## Begin Dataset entries

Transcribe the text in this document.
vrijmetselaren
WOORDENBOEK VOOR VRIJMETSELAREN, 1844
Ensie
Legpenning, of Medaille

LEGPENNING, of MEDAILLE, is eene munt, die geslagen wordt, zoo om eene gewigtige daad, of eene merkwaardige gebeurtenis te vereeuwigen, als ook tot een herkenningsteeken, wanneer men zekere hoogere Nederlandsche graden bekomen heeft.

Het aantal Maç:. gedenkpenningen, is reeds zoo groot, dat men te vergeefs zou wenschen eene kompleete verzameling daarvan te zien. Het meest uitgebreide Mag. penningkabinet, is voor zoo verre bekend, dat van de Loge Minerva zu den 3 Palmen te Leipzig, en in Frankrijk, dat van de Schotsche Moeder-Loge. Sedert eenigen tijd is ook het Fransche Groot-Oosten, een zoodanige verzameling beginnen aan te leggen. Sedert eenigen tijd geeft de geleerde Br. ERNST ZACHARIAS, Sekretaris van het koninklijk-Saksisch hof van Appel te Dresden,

## End Dataset entries

Each line of the listing above should be output exactly.

**Response to this task:**
Transcribe the text in this document.
vrijmetselaren
WOORDENBOEK VOOR VRIJMETSELAREN, 1844
Ensie
Legpenning, of Medaille

LEGPENNING, of MEDAILLE, is eene munt, die geslagen wordt, zoo om eene gewigtige daad, of eene merkwaardige gebeurtenis te vereeuwigen, als ook tot een herkenningsteeken, wanneer men zekere hoogere Nederlandsche graden bekomen heeft.

Het aantal Maç:. gedenkpenningen, is reeds zoo groot, dat men te vergeefs zou wenschen eene kompleete verzameling daarvan te zien. Het meest uitgebreide Mag. penningkabinet, is voor zoo verre bekend, dat van de Loge Minerva zu den 3 Palmen te Leipzig, en in Frankrijk, dat van de Schotsche Moeder-Loge. Sedert eenigen tijd is ook het Fransche Groot-Oosten, een zoodanige verzameling beginnen aan te leggen. Sedert eenigen tijd geeft de geleerde Br. ERNST ZACHARIAS, Sekretaris van het koninklijk-Saksisch hof van Appel te Dresden,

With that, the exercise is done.